--- INPUT DATA ---
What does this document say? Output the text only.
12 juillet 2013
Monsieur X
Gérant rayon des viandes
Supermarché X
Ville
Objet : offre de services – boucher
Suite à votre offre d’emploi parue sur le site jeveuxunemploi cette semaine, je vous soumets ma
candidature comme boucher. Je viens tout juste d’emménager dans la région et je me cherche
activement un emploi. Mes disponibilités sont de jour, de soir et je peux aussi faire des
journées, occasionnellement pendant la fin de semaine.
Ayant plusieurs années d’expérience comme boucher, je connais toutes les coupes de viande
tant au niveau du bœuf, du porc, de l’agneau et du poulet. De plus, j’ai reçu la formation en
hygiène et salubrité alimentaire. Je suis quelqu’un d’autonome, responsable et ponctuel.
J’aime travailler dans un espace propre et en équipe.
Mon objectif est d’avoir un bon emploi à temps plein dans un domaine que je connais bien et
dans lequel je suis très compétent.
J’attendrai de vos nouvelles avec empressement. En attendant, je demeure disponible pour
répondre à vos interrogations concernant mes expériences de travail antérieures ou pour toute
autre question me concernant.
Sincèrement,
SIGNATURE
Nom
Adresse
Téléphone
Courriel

...

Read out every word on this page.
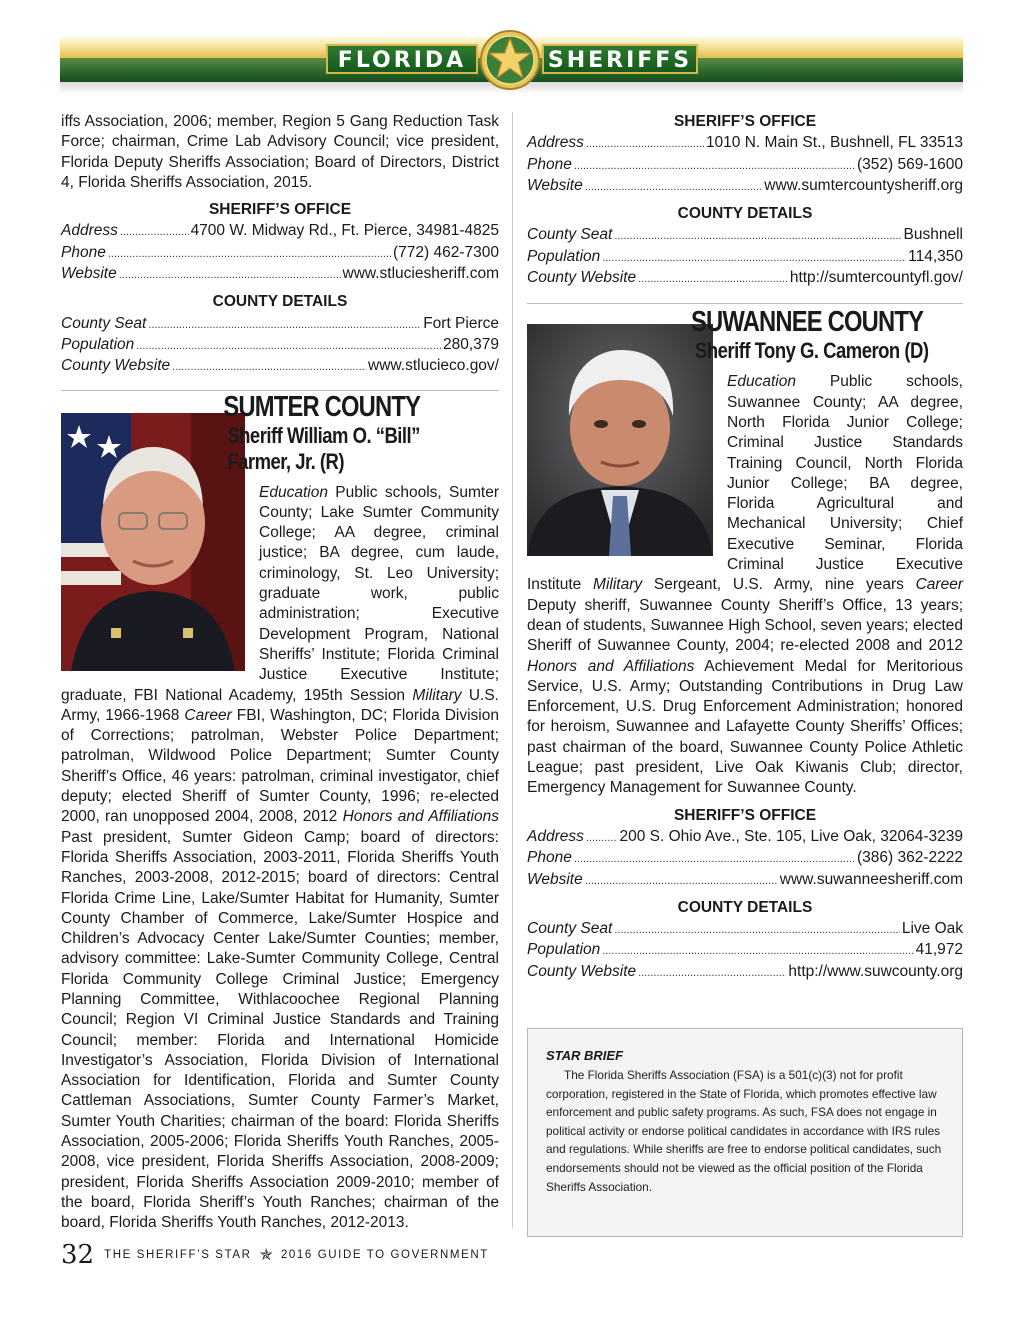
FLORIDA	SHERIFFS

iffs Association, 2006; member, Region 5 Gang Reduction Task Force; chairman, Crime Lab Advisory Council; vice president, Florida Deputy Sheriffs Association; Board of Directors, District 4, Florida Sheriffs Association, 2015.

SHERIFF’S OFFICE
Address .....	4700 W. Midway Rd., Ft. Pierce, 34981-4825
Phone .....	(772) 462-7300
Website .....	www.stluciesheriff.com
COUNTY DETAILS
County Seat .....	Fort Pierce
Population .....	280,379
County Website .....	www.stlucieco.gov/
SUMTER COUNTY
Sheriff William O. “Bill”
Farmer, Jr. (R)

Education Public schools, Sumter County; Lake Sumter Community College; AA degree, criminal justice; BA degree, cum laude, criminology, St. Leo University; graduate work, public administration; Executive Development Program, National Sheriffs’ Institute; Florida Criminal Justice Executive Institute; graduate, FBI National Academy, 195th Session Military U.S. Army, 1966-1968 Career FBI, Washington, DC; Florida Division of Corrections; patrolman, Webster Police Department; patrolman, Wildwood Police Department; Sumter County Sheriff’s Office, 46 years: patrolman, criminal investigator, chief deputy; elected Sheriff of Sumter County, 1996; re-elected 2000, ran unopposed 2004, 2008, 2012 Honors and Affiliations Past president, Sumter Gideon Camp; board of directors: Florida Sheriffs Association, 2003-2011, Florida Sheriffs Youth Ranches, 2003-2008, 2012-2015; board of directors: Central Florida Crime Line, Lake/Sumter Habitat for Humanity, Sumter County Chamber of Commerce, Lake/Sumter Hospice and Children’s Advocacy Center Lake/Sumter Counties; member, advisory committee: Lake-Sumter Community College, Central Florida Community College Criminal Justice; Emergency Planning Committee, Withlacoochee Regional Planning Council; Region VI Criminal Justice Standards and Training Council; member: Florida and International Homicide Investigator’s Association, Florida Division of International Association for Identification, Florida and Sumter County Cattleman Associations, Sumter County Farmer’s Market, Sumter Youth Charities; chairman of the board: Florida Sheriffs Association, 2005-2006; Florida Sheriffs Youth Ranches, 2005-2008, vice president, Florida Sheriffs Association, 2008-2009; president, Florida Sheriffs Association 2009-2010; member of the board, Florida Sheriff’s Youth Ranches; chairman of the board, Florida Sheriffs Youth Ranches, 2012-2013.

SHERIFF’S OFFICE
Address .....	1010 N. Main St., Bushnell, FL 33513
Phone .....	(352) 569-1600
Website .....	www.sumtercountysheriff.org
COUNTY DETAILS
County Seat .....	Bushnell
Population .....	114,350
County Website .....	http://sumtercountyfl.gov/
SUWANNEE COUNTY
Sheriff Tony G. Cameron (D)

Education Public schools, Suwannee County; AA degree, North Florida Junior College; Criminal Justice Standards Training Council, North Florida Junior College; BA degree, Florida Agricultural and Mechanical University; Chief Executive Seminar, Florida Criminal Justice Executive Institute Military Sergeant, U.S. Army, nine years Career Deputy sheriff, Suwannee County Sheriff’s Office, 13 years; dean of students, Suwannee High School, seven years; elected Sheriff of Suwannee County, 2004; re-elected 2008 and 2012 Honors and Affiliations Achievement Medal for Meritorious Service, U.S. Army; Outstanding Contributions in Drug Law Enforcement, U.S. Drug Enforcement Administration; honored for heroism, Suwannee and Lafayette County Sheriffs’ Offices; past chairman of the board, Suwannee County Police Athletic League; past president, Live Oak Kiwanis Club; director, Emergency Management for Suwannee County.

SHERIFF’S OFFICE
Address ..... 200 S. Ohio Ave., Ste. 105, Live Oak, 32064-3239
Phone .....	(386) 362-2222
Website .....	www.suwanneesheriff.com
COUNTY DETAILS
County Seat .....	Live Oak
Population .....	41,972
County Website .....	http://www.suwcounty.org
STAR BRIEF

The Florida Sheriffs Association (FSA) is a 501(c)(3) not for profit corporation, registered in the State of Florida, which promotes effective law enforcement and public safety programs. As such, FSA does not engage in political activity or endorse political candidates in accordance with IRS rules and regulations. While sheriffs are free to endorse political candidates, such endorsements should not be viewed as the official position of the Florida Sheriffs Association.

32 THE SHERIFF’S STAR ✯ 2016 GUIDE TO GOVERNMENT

--- WORK TO DO ---
From the entries above, select each line containing the string "does".

--- EXPECTED ANSWER ---
What does this document say? Output the text only.
The Florida Sheriffs Association (FSA) is a 501(c)(3) not for profit corporation, registered in the State of Florida, which promotes effective law enforcement and public safety programs. As such, FSA does not engage in political activity or endorse political candidates in accordance with IRS rules and regulations. While sheriffs are free to endorse political candidates, such endorsements should not be viewed as the official position of the Florida Sheriffs Association.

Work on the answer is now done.